WHAT IS REQUIRED
Reproduce each line from the records that holds "Elif".

## start RECORDS FOR PROCESSING

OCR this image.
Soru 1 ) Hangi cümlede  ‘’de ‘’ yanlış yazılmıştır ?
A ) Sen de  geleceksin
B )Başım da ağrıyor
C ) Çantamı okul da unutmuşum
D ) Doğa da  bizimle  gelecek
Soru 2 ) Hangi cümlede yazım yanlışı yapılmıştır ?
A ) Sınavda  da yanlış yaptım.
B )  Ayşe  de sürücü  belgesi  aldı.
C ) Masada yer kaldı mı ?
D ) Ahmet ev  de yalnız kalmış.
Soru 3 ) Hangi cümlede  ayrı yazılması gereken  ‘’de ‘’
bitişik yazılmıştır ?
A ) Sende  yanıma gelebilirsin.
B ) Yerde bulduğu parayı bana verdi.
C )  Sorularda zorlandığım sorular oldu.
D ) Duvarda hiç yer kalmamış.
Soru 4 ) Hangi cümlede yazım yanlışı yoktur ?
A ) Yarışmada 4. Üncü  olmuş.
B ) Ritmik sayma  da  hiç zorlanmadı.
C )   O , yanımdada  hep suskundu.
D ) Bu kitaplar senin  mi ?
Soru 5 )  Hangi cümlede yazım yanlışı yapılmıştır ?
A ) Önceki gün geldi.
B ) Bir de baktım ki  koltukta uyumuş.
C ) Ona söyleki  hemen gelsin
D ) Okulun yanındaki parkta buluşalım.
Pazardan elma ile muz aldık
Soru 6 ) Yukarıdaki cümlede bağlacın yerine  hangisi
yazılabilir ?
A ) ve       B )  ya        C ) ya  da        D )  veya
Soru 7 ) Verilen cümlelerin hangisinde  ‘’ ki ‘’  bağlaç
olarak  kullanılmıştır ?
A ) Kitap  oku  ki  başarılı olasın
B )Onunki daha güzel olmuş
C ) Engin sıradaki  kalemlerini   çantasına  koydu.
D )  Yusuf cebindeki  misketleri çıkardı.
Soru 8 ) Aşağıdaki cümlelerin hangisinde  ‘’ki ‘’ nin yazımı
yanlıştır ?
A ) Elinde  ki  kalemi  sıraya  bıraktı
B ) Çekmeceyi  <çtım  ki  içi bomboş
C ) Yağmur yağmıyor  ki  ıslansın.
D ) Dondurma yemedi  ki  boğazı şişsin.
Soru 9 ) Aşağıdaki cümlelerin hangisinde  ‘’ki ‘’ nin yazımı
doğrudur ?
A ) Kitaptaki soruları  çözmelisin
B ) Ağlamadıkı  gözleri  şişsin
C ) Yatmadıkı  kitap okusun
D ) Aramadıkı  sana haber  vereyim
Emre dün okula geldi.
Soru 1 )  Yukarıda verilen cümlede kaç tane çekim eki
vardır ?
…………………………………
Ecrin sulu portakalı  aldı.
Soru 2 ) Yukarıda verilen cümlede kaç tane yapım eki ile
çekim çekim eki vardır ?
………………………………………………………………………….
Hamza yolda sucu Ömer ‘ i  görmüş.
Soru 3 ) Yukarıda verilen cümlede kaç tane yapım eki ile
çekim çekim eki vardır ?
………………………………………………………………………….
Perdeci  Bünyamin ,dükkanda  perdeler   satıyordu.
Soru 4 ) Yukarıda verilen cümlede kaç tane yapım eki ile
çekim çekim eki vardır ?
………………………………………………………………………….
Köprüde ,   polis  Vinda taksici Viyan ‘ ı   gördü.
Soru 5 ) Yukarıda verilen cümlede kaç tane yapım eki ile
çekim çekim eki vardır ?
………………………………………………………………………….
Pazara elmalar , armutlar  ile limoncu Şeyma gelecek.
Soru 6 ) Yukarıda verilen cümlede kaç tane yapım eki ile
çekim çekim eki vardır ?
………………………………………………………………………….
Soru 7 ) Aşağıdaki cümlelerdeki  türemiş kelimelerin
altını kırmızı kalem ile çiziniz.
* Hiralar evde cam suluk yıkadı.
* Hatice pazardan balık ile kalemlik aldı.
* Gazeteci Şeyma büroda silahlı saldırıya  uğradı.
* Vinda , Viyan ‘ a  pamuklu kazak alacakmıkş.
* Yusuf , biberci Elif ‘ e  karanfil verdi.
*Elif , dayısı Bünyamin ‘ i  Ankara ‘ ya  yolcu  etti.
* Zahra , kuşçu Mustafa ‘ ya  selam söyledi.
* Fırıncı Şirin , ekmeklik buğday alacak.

## end RECORDS FOR PROCESSING

ANSWER TO THIS PROBLEM
* Yusuf , biberci Elif ‘ e  karanfil verdi.
*Elif , dayısı Bünyamin ‘ i  Ankara ‘ ya  yolcu  etti.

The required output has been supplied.